• _WHAT NEEDS TO BE DONE_
Output the material below in full, exactly as it is.

··· LISTED RECORDS

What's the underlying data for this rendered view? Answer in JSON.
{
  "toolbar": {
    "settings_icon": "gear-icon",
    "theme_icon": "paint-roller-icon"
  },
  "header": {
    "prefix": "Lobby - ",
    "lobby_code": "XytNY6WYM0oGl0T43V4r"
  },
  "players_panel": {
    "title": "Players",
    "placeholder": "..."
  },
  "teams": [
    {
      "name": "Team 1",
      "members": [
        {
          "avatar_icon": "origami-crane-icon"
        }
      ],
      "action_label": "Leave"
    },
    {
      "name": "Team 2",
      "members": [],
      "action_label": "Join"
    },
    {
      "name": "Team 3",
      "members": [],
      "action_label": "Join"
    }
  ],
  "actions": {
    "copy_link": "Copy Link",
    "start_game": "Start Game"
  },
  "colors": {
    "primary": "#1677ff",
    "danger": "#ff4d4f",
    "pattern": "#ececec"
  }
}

······

• _OUTPUT OF THE TASK_
What's the underlying data for this rendered view? Answer in JSON.
{
  "toolbar": {
    "settings_icon": "gear-icon",
    "theme_icon": "paint-roller-icon"
  },
  "header": {
    "prefix": "Lobby - ",
    "lobby_code": "XytNY6WYM0oGl0T43V4r"
  },
  "players_panel": {
    "title": "Players",
    "placeholder": "..."
  },
  "teams": [
    {
      "name": "Team 1",
      "members": [
        {
          "avatar_icon": "origami-crane-icon"
        }
      ],
      "action_label": "Leave"
    },
    {
      "name": "Team 2",
      "members": [],
      "action_label": "Join"
    },
    {
      "name": "Team 3",
      "members": [],
      "action_label": "Join"
    }
  ],
  "actions": {
    "copy_link": "Copy Link",
    "start_game": "Start Game"
  },
  "colors": {
    "primary": "#1677ff",
    "danger": "#ff4d4f",
    "pattern": "#ececec"
  }
}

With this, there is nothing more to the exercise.